▸ **OBJECTIVE**
Copy out every line of the records below word for word, leaving out the pictures.

══════════

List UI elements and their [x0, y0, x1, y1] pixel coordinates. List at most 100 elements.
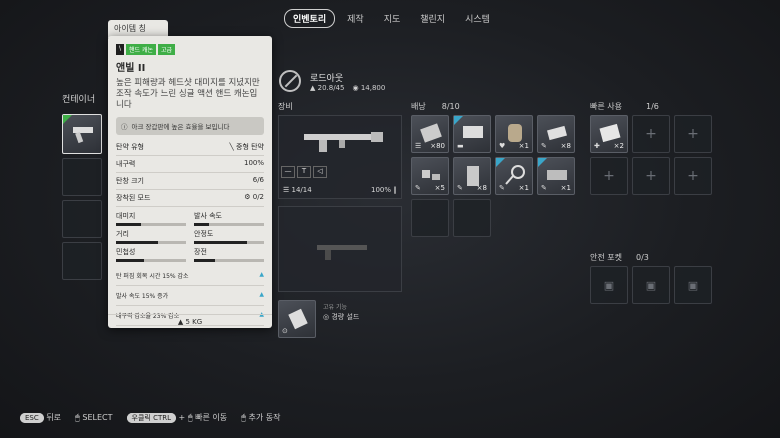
upgrade-triangle-icon: ▲ — [259, 271, 264, 278]
add-icon: + — [687, 126, 699, 142]
stat-value: 100% — [243, 159, 264, 167]
augment-slot[interactable]: ⊙ — [278, 300, 316, 338]
item-qty: ×8 — [476, 184, 487, 192]
safe-slot-3[interactable]: ▣ — [674, 266, 712, 304]
tab-inventory[interactable]: 인벤토리 — [284, 9, 336, 28]
perk-item: 탄 퍼짐 회복 시간 15% 감소 ▲ — [116, 266, 264, 286]
bar-stability: 안정도 — [194, 229, 264, 244]
stat-value-mods: ⚙ 0/2 — [244, 193, 264, 203]
rarity-marker — [496, 158, 505, 167]
mouse-right-icon: 🖱 — [241, 413, 246, 422]
backpack-slot-4[interactable]: ✎ ×8 — [537, 115, 575, 153]
quick-use-count: 1/6 — [645, 102, 659, 111]
special-label: 고유 기능 — [323, 304, 347, 311]
item-name-tab: 아이템 칭 — [114, 24, 146, 33]
bar-fill — [194, 241, 247, 244]
bar-label: 거리 — [116, 230, 129, 238]
quick-slot-3[interactable]: + — [674, 115, 712, 153]
item-note-text: 아크 장갑판에 높은 효율을 보입니다 — [131, 123, 230, 131]
backpack-slot-8[interactable]: ✎ ×1 — [537, 157, 575, 195]
mod-slot-grip[interactable]: T — [297, 166, 311, 178]
mod-slot-stock[interactable]: ◁ — [313, 166, 327, 178]
rarity-marker — [454, 116, 463, 125]
backpack-slot-1[interactable]: ☰ ×80 — [411, 115, 449, 153]
hint-quick-move[interactable]: 우클릭 CTRL + 🖱 빠른 이동 — [126, 412, 227, 423]
quick-slot-1[interactable]: ✚ ×2 — [590, 115, 628, 153]
item-qty: ×2 — [613, 142, 624, 150]
stat-value: 6/6 — [252, 176, 264, 184]
container-slot-3[interactable] — [62, 200, 102, 238]
safe-slot-2[interactable]: ▣ — [632, 266, 670, 304]
hint-more[interactable]: 🖱 추가 동작 — [241, 412, 280, 423]
weight-stat: ▲ 20.8/45 — [310, 84, 344, 92]
item-qty: ×1 — [560, 184, 571, 192]
wrench-icon: ✎ — [457, 184, 463, 192]
tab-crafting[interactable]: 제작 — [339, 10, 372, 27]
tab-challenges[interactable]: 챌린지 — [412, 10, 453, 27]
container-slot-2[interactable] — [62, 158, 102, 196]
bar-fill — [194, 223, 210, 226]
item-qty: ×5 — [434, 184, 445, 192]
container-slot-4[interactable] — [62, 242, 102, 280]
quick-slot-6[interactable]: + — [674, 157, 712, 195]
list-icon: ☰ — [415, 142, 422, 150]
weapon-slot-1[interactable]: — T ◁ ☰ 14/14 100% ‖ — [278, 115, 402, 199]
item-qty: ×1 — [518, 142, 529, 150]
no-loadout-icon[interactable] — [279, 70, 301, 92]
backpack-slot-7[interactable]: ✎ ×1 — [495, 157, 533, 195]
backpack-slot-2[interactable]: ▬ — [453, 115, 491, 153]
tag-weapon-type: 핸드 캐논 — [126, 44, 156, 55]
quick-slot-2[interactable]: + — [632, 115, 670, 153]
heart-icon: ♥ — [499, 142, 506, 150]
item-tooltip: \ 핸드 캐논 고급 앤빌 II 높은 피해량과 헤드샷 대미지를 지녔지만 조… — [108, 36, 272, 328]
special-value: ◎ 경량 설드 — [323, 312, 359, 322]
special-text: 경량 설드 — [331, 313, 360, 321]
weapon-class-icon: \ — [116, 44, 124, 55]
safe-pocket-count: 0/3 — [635, 253, 649, 262]
mouse-icon: 🖱 — [187, 413, 193, 422]
esc-key: ESC — [20, 413, 44, 423]
wrench-icon: ✎ — [541, 184, 547, 192]
bar-fill — [194, 259, 215, 262]
hint-back[interactable]: ESC 뒤로 — [20, 412, 61, 423]
item-qty: ×8 — [560, 142, 571, 150]
add-icon: + — [645, 168, 657, 184]
safe-slot-1[interactable]: ▣ — [590, 266, 628, 304]
bar-fill — [116, 259, 144, 262]
container-slot-1[interactable] — [62, 114, 102, 154]
backpack-slot-5[interactable]: ✎ ×5 — [411, 157, 449, 195]
hint-select[interactable]: 🖱 SELECT — [75, 413, 112, 423]
ctrl-key: 우클릭 CTRL — [126, 413, 177, 423]
stat-label: 장착된 모드 — [116, 194, 151, 202]
backpack-slot-10[interactable] — [453, 199, 491, 237]
lock-icon: ▣ — [687, 278, 699, 292]
weight-value: 20.8/45 — [317, 84, 345, 92]
wrench-icon: ✎ — [415, 184, 421, 192]
ammo-icon: ☰ — [283, 186, 292, 194]
bar-fill — [116, 241, 158, 244]
backpack-slot-6[interactable]: ✎ ×8 — [453, 157, 491, 195]
ammo-count: ☰ 14/14 — [283, 186, 312, 194]
lock-icon: ▣ — [603, 278, 615, 292]
quick-use-label: 빠른 사용 1/6 — [590, 101, 659, 112]
weapon-silhouette-icon — [317, 245, 367, 260]
tab-system[interactable]: 시스템 — [457, 10, 498, 27]
backpack-slot-9[interactable] — [411, 199, 449, 237]
stat-row-ammo: 탄약 유형 ╲ 중형 탄약 — [116, 139, 264, 156]
weapon-slot-2[interactable] — [278, 206, 402, 292]
backpack-slot-3[interactable]: ♥ ×1 — [495, 115, 533, 153]
stat-value: 0/2 — [252, 193, 264, 201]
gear-icon: ⚙ — [244, 193, 253, 201]
backpack-label: 배낭 8/10 — [411, 101, 460, 112]
durability-value: 100% ‖ — [371, 186, 397, 194]
add-icon: + — [603, 168, 615, 184]
mod-slot-muzzle[interactable]: — — [281, 166, 295, 178]
bar-reload: 장전 — [194, 247, 264, 262]
quick-slot-5[interactable]: + — [632, 157, 670, 195]
container-label: 컨테이너 — [62, 95, 96, 105]
quick-slot-4[interactable]: + — [590, 157, 628, 195]
stat-label: 내구력 — [116, 160, 136, 168]
tab-map[interactable]: 지도 — [376, 10, 409, 27]
coin-icon: ◉ — [352, 84, 361, 92]
upgrade-triangle-icon: ▲ — [259, 291, 264, 298]
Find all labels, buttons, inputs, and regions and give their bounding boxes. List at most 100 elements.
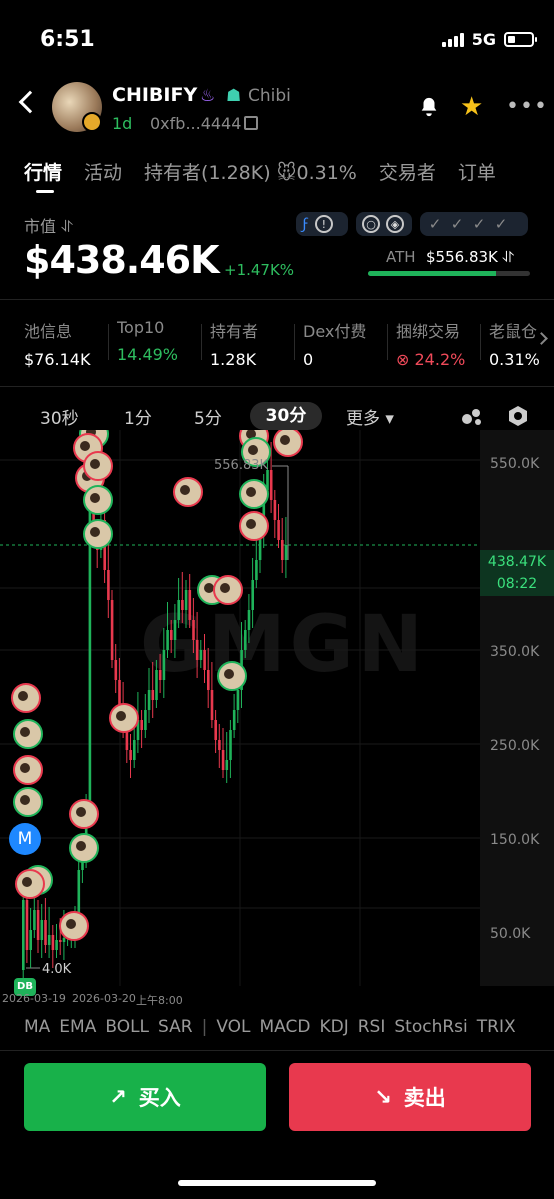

══════════

▸ **OUTPUT OF THE EXERCISE**
List UI elements and their [x0, y0, x1, y1] pixel coordinates. List at most 100 elements.
upgrade-triangle-icon: ▲ — [259, 271, 264, 278]
add-icon: + — [687, 126, 699, 142]
stat-value: 100% — [243, 159, 264, 167]
augment-slot[interactable]: ⊙ — [278, 300, 316, 338]
item-qty: ×8 — [476, 184, 487, 192]
safe-slot-3[interactable]: ▣ — [674, 266, 712, 304]
tab-inventory[interactable]: 인벤토리 — [284, 9, 336, 28]
perk-item: 탄 퍼짐 회복 시간 15% 감소 ▲ — [116, 266, 264, 286]
bar-stability: 안정도 — [194, 229, 264, 244]
stat-value-mods: ⚙ 0/2 — [244, 193, 264, 203]
rarity-marker — [496, 158, 505, 167]
mouse-right-icon: 🖱 — [241, 413, 246, 422]
backpack-slot-4[interactable]: ✎ ×8 — [537, 115, 575, 153]
quick-use-count: 1/6 — [645, 102, 659, 111]
special-label: 고유 기능 — [323, 304, 347, 311]
item-name-tab: 아이템 칭 — [114, 24, 146, 33]
bar-fill — [194, 241, 247, 244]
bar-label: 거리 — [116, 230, 129, 238]
quick-slot-3[interactable]: + — [674, 115, 712, 153]
item-note-text: 아크 장갑판에 높은 효율을 보입니다 — [131, 123, 230, 131]
backpack-slot-8[interactable]: ✎ ×1 — [537, 157, 575, 195]
mod-slot-grip[interactable]: T — [297, 166, 311, 178]
mod-slot-stock[interactable]: ◁ — [313, 166, 327, 178]
rarity-marker — [454, 116, 463, 125]
backpack-slot-1[interactable]: ☰ ×80 — [411, 115, 449, 153]
hint-quick-move[interactable]: 우클릭 CTRL + 🖱 빠른 이동 — [126, 412, 227, 423]
quick-slot-1[interactable]: ✚ ×2 — [590, 115, 628, 153]
item-qty: ×2 — [613, 142, 624, 150]
stat-value: 6/6 — [252, 176, 264, 184]
container-slot-3[interactable] — [62, 200, 102, 238]
safe-slot-2[interactable]: ▣ — [632, 266, 670, 304]
hint-more[interactable]: 🖱 추가 동작 — [241, 412, 280, 423]
weight-stat: ▲ 20.8/45 — [310, 84, 344, 92]
item-qty: ×1 — [560, 184, 571, 192]
wrench-icon: ✎ — [457, 184, 463, 192]
tab-crafting[interactable]: 제작 — [339, 10, 372, 27]
tab-challenges[interactable]: 챌린지 — [412, 10, 453, 27]
container-slot-2[interactable] — [62, 158, 102, 196]
bar-fill — [194, 223, 210, 226]
item-qty: ×5 — [434, 184, 445, 192]
container-slot-4[interactable] — [62, 242, 102, 280]
quick-slot-6[interactable]: + — [674, 157, 712, 195]
list-icon: ☰ — [415, 142, 422, 150]
weapon-slot-1[interactable]: — T ◁ ☰ 14/14 100% ‖ — [278, 115, 402, 199]
item-qty: ×1 — [518, 142, 529, 150]
no-loadout-icon[interactable] — [279, 70, 301, 92]
backpack-slot-7[interactable]: ✎ ×1 — [495, 157, 533, 195]
backpack-slot-2[interactable]: ▬ — [453, 115, 491, 153]
tag-weapon-type: 핸드 캐논 — [126, 44, 156, 55]
quick-slot-2[interactable]: + — [632, 115, 670, 153]
heart-icon: ♥ — [499, 142, 506, 150]
item-tooltip: \ 핸드 캐논 고급 앤빌 II 높은 피해량과 헤드샷 대미지를 지녔지만 조… — [108, 36, 272, 328]
special-value: ◎ 경량 설드 — [323, 312, 359, 322]
special-text: 경량 설드 — [331, 313, 360, 321]
weapon-class-icon: \ — [116, 44, 124, 55]
safe-pocket-count: 0/3 — [635, 253, 649, 262]
mouse-icon: 🖱 — [187, 413, 193, 422]
esc-key: ESC — [20, 413, 44, 423]
wrench-icon: ✎ — [541, 184, 547, 192]
bar-fill — [194, 259, 215, 262]
hint-back[interactable]: ESC 뒤로 — [20, 412, 61, 423]
item-qty: ×8 — [560, 142, 571, 150]
add-icon: + — [645, 168, 657, 184]
safe-slot-1[interactable]: ▣ — [590, 266, 628, 304]
bar-fill — [116, 259, 144, 262]
container-slot-1[interactable] — [62, 114, 102, 154]
backpack-slot-5[interactable]: ✎ ×5 — [411, 157, 449, 195]
hint-select[interactable]: 🖱 SELECT — [75, 413, 112, 423]
ctrl-key: 우클릭 CTRL — [126, 413, 177, 423]
stat-label: 장착된 모드 — [116, 194, 151, 202]
backpack-slot-10[interactable] — [453, 199, 491, 237]
lock-icon: ▣ — [687, 278, 699, 292]
weight-value: 20.8/45 — [317, 84, 345, 92]
wrench-icon: ✎ — [415, 184, 421, 192]
ammo-icon: ☰ — [283, 186, 292, 194]
bar-fill — [116, 241, 158, 244]
backpack-slot-6[interactable]: ✎ ×8 — [453, 157, 491, 195]
ammo-count: ☰ 14/14 — [283, 186, 312, 194]
lock-icon: ▣ — [603, 278, 615, 292]
quick-use-label: 빠른 사용 1/6 — [590, 101, 659, 112]
weapon-silhouette-icon — [317, 245, 367, 260]
tab-system[interactable]: 시스템 — [457, 10, 498, 27]
backpack-slot-9[interactable] — [411, 199, 449, 237]
stat-row-ammo: 탄약 유형 ╲ 중형 탄약 — [116, 139, 264, 156]
weapon-slot-2[interactable] — [278, 206, 402, 292]
backpack-slot-3[interactable]: ♥ ×1 — [495, 115, 533, 153]
stat-value: 0/2 — [252, 193, 264, 201]
gear-icon: ⚙ — [244, 193, 253, 201]
backpack-label: 배낭 8/10 — [411, 101, 460, 112]
durability-value: 100% ‖ — [371, 186, 397, 194]
add-icon: + — [603, 168, 615, 184]
mod-slot-muzzle[interactable]: — — [281, 166, 295, 178]
bar-reload: 장전 — [194, 247, 264, 262]
quick-slot-5[interactable]: + — [632, 157, 670, 195]
container-label: 컨테이너 — [62, 95, 96, 105]
quick-slot-4[interactable]: + — [590, 157, 628, 195]
stat-label: 내구력 — [116, 160, 136, 168]
tab-map[interactable]: 지도 — [376, 10, 409, 27]
coin-icon: ◉ — [352, 84, 361, 92]
upgrade-triangle-icon: ▲ — [259, 291, 264, 298]
Find all labels, buttons, inputs, and regions and give their bounding boxes. List at most 100 elements.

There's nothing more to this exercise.